EXERCISE GOAL: Please say whether each statement agrees with the passage about the Ysterputs agate seam, answering yes or no and quoting the deciding words of the passage: (a) The agate seam dips steeply toward the northwest. (b) At Ysterputs the seam sits in a soft sedimentary host rock. (c) The blue color of the agate generally gets weaker with depth.

SELECTED PASSAGE:
☆ ☆ ☆ ☆

Sitting next to George at his table was a prominent industrialist. When Kay Spreckles sat down, he turned to George and said, "I donated fifty grand to this foundation tonight! And all she could talk about was your damn ring!"
Ysterputs Farm, Namibia.
The Namib Desert is a fierce place to survive. Summer temperatures swing up into the 130s (in the shade), and winter nights are brittle, freezing what little water there is about. Plants are scarce, and game rare. But what makes the place unattractive for a rancher, makes it easier for a prospector. The bones of the earth lie exposed to the eye, and subtle ripples and showings can be better detected.
The agate seam averages about 2" (6cm) in width, and dips steeply (70 - 85 degrees) northwest. Over the years, miners have followed it for over half a mile (a kilometre), and down to about 50 ft (15m) which is the practical depth for the type of surface mining the company does. The seam pinches and swells from time to time, sometimes narrowing to half an inch (1cm), and at others getting up to 3" (8cm). There are occasional vugs too, where druzy blue agate can be found. But mostly, it's a continuous sheet of delicate, lacy blue agate that has no equal anywhere in the world. It has charmed and dazzled collectors and lapidaries alike since George first started hauling it out.
Proven reserves indicate the seam goes down to 250 ft (75m) below the present workings, with a possibility of double that. As a rule, the blue colour improves with depth, so there's some incentive to getting down there. But the host rock is a hard dolerite, which takes considerable energy to blast and remove. It's unlike Australian chrysoprase, where the host rock is a soft sedimentary. At Ysterputs, the miners have cut a 2m (6 ft) wide trench down to about 50 ft and followed the seam.
There's a second seam about 150m northwest of the main deposit, running parallel to the main structure. It's been extensively mined by shallow surface workings, where up to six separate veins are present in weathered dolorite.

☆ ☆ ☆ ☆

DATA EXTRACTS:
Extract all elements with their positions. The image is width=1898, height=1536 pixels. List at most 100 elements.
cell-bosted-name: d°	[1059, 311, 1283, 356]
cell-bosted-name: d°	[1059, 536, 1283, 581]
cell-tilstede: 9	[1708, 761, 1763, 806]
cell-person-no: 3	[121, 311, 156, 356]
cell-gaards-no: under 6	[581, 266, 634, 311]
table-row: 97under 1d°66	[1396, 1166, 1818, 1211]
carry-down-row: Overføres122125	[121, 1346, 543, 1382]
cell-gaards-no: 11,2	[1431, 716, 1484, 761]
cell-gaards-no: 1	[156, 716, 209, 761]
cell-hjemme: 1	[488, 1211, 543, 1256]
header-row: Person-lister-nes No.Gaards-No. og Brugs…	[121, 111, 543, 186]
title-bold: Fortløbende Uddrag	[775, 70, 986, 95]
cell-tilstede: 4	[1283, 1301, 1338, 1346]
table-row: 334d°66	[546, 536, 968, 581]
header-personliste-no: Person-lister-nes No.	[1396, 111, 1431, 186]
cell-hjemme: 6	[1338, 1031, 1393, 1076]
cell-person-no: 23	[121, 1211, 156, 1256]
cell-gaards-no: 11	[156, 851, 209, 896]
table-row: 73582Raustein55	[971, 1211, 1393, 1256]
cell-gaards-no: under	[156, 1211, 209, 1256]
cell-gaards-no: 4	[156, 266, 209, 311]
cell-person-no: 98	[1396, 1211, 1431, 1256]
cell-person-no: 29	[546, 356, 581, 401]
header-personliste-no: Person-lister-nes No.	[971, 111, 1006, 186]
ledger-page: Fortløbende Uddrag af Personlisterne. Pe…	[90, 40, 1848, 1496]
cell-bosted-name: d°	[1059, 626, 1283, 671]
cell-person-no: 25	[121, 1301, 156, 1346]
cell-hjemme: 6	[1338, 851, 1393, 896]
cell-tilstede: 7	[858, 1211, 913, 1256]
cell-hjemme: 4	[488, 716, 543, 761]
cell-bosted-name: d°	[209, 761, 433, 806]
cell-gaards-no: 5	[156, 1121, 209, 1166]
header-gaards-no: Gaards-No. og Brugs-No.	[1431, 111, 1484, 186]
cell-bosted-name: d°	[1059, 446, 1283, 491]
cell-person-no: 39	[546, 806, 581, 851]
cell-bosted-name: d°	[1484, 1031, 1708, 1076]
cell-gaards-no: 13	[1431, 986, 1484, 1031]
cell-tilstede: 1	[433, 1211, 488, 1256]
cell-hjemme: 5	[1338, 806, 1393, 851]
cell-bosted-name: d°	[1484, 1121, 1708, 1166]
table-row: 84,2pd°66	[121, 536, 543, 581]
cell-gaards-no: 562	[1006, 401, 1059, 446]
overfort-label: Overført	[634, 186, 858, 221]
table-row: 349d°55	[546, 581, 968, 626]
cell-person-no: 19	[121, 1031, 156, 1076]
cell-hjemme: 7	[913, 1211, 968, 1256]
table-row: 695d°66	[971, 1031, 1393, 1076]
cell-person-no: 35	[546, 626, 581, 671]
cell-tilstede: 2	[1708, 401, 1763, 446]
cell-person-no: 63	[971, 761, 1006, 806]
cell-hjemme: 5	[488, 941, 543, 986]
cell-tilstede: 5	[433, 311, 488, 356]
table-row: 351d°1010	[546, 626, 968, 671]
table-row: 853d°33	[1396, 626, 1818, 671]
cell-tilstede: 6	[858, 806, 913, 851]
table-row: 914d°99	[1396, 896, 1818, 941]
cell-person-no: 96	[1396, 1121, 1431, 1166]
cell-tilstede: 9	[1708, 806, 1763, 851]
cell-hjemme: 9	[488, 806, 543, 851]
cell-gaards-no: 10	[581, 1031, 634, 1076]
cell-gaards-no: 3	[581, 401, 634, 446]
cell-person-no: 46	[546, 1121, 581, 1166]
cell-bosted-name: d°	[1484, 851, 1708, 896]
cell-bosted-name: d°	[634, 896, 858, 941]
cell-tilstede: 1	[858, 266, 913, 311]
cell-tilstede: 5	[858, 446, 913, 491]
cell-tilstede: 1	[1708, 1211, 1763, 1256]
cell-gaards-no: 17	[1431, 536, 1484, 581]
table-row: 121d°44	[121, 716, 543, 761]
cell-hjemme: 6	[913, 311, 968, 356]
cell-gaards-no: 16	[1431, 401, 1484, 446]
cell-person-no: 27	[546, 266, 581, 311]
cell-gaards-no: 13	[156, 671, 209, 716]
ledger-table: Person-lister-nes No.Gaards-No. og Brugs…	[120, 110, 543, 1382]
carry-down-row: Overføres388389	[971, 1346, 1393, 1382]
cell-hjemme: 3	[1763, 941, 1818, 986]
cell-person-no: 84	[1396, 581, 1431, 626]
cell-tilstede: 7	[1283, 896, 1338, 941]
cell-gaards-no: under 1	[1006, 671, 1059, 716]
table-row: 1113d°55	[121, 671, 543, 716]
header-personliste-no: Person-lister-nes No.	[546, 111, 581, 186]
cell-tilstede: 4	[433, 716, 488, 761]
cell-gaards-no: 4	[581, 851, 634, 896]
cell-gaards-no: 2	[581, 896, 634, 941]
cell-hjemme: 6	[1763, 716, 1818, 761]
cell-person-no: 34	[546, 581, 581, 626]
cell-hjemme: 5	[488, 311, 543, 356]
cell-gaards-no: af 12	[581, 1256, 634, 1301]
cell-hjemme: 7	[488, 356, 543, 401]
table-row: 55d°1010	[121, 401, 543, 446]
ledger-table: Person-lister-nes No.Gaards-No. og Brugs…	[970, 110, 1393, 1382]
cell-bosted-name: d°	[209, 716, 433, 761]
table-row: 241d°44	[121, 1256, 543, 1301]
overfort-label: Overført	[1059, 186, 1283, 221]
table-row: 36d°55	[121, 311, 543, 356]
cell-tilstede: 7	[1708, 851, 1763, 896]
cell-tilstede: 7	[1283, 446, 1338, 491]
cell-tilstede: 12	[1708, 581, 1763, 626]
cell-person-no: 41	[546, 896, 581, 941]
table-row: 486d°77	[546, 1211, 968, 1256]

☆ ☆ ☆ ☆

TASK RESPONSE:
(a) Yes: "dips steeply (70 - 85 degrees) northwest."
(b) No: "But the host rock is a hard dolerite."
(c) No: "As a rule, the blue colour improves with depth."